Figure record listings ▸
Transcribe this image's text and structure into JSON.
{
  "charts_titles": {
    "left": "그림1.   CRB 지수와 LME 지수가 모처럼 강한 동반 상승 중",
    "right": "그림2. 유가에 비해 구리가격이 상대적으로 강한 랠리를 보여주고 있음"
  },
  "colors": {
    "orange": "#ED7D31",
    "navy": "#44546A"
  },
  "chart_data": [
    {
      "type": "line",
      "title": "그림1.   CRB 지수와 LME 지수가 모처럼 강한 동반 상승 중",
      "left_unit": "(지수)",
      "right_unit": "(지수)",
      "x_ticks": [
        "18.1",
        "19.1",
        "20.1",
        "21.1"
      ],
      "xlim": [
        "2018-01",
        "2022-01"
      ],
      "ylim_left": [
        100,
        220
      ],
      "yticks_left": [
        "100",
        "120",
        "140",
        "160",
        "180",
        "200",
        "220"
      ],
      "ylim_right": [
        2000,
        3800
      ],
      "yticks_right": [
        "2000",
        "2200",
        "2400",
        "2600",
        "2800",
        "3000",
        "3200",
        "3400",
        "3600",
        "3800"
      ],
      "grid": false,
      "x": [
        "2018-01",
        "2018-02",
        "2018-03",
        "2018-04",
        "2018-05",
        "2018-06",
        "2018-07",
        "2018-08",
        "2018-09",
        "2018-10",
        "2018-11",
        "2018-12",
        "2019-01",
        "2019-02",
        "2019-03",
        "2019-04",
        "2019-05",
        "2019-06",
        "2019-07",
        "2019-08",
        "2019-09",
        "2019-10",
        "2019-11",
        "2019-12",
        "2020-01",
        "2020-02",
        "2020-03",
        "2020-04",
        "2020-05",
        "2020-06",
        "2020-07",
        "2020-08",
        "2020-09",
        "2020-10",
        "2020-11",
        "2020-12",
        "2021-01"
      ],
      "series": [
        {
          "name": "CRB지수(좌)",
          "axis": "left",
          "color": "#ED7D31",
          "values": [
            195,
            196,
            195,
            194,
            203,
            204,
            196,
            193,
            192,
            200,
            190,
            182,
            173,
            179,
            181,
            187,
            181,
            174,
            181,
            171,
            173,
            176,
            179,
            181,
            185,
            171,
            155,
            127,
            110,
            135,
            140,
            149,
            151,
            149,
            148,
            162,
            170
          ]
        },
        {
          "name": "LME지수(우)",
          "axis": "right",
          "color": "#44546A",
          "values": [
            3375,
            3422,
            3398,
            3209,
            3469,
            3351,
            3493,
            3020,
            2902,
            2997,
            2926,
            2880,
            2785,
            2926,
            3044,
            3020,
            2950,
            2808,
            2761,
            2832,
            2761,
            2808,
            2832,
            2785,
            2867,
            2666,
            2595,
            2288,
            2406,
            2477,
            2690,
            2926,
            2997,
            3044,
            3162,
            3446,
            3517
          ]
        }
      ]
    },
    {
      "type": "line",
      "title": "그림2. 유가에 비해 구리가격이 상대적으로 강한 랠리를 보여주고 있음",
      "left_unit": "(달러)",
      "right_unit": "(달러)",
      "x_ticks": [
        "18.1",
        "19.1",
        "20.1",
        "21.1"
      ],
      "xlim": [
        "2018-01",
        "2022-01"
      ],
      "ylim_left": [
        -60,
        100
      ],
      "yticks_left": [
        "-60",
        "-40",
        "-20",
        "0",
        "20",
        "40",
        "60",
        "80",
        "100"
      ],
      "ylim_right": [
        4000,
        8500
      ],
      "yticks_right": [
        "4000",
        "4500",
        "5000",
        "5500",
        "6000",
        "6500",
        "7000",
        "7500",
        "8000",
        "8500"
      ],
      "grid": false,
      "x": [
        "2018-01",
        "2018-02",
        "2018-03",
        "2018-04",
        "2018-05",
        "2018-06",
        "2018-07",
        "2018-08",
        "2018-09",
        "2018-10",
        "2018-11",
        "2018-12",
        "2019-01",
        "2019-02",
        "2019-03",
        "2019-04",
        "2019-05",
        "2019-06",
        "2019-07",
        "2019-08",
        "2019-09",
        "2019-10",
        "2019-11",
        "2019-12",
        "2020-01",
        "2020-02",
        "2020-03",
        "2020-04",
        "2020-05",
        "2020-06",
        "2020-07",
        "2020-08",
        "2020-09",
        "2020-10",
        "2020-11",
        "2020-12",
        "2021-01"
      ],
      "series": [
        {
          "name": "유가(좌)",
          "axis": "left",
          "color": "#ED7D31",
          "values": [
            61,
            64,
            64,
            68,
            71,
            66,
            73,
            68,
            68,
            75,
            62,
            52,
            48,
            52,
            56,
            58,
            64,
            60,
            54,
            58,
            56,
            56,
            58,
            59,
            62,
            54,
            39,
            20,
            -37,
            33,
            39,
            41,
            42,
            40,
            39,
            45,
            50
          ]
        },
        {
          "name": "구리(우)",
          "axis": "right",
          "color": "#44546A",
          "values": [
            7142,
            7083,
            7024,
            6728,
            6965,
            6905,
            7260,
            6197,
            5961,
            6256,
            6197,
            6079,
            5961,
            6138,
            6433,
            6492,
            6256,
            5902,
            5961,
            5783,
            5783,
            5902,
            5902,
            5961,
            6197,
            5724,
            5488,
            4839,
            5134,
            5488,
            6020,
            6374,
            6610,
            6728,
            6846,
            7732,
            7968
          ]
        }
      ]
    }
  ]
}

What the exercise asks ▸ Gather up the lines containing the word "구리가격이" from these records and copy them.

Exercise answer ▸
    "right": "그림2. 유가에 비해 구리가격이 상대적으로 강한 랠리를 보여주고 있음"
      "title": "그림2. 유가에 비해 구리가격이 상대적으로 강한 랠리를 보여주고 있음",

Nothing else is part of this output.